[Start of RECORDS FOR THIS EXERCISE]
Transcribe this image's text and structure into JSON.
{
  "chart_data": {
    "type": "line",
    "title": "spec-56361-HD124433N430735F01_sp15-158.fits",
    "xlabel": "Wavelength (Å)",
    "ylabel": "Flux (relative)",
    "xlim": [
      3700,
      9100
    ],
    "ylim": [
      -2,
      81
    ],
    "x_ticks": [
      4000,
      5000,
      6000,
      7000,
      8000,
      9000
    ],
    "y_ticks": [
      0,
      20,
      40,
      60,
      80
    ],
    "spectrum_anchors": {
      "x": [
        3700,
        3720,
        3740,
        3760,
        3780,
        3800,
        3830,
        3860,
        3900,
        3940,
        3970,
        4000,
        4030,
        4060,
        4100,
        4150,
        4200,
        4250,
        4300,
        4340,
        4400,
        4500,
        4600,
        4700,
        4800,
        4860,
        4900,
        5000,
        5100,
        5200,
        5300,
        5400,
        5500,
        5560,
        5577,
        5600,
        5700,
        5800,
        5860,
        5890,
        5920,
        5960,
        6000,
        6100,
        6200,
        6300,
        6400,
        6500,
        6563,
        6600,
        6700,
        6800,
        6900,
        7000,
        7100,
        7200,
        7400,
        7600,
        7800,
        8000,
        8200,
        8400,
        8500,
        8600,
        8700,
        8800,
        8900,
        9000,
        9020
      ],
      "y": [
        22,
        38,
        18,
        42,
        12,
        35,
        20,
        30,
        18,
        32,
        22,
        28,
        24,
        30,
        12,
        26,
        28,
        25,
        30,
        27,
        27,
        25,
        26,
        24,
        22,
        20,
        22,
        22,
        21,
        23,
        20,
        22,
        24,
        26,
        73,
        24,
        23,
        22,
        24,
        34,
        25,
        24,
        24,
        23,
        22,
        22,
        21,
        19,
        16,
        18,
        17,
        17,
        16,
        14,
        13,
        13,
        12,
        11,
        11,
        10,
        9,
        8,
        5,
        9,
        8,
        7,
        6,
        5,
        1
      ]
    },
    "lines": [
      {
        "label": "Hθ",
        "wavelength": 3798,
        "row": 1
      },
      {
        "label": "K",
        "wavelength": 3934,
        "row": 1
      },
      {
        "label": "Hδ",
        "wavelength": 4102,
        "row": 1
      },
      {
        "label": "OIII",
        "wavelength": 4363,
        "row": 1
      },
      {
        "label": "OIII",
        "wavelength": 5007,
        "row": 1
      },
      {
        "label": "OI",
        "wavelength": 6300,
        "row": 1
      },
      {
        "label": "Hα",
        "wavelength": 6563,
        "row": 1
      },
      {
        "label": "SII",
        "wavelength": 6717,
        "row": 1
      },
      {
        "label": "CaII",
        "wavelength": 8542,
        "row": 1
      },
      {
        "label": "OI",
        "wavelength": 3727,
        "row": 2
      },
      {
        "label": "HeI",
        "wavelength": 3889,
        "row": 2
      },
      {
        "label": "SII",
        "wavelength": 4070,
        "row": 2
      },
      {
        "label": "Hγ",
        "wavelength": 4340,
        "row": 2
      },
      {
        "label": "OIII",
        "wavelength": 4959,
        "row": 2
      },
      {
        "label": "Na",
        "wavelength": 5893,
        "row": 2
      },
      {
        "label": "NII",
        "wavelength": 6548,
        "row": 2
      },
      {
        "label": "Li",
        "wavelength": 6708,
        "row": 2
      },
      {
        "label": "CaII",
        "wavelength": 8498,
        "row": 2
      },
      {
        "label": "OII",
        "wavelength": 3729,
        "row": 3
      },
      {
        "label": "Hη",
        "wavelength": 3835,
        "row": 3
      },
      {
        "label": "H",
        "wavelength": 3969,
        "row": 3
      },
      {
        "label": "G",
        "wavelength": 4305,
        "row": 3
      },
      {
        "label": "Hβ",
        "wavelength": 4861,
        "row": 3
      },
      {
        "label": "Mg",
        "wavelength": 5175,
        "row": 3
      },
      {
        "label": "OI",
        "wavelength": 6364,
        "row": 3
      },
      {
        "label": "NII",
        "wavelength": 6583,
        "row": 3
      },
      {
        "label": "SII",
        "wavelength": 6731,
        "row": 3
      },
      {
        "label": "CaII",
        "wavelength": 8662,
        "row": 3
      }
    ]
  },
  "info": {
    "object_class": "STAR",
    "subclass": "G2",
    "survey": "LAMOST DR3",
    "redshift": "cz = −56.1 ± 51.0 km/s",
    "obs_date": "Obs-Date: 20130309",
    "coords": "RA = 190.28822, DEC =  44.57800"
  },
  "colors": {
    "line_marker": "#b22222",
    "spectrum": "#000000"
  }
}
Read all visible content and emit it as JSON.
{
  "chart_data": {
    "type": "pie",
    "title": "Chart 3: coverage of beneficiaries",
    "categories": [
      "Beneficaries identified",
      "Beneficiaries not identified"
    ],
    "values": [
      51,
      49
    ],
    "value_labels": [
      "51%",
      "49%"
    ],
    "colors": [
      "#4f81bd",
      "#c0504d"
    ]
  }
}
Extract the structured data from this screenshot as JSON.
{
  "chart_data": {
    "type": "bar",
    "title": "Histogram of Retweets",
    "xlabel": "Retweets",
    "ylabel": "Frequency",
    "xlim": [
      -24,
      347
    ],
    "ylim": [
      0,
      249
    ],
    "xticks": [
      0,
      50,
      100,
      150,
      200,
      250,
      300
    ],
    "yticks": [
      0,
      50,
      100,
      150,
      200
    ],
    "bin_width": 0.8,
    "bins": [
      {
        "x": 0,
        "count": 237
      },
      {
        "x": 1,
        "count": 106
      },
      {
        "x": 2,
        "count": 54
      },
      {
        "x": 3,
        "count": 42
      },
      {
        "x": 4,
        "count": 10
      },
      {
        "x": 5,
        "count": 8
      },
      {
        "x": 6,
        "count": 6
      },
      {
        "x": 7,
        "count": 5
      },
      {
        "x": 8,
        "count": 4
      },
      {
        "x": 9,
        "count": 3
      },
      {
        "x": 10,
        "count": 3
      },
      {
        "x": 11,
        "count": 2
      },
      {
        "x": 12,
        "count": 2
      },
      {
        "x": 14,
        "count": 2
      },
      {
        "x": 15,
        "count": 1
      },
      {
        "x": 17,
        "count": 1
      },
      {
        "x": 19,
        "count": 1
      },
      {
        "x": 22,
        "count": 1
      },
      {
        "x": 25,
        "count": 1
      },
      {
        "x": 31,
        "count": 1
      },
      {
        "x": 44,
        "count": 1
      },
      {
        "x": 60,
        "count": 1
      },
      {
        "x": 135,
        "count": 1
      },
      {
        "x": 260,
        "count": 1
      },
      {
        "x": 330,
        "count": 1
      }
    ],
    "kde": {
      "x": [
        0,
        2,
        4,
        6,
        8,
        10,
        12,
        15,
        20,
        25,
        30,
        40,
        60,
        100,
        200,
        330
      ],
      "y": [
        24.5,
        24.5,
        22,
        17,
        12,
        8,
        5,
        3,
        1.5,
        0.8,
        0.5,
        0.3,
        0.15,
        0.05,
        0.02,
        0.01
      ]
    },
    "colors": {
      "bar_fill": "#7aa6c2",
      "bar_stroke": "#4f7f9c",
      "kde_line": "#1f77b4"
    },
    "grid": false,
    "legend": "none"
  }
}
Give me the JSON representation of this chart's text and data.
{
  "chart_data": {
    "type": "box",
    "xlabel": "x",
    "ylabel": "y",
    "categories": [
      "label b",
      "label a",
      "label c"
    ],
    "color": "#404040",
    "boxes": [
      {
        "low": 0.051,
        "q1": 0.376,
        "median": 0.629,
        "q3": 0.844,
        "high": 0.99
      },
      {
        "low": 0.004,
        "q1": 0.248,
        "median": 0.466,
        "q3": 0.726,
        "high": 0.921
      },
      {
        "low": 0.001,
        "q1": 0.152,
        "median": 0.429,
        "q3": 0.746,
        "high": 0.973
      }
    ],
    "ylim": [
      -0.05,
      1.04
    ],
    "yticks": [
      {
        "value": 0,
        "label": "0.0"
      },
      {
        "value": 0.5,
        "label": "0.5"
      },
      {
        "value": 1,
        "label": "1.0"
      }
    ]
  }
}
[End of RECORDS FOR THIS EXERCISE]
> _WHAT THE TASK ASKS_
Return every line of the preceding records in which the word "title" appears.

> _RESPONSE TO THE EXERCISE_
    "title": "spec-56361-HD124433N430735F01_sp15-158.fits",
    "title": "Chart 3: coverage of beneficiaries",
    "title": "Histogram of Retweets",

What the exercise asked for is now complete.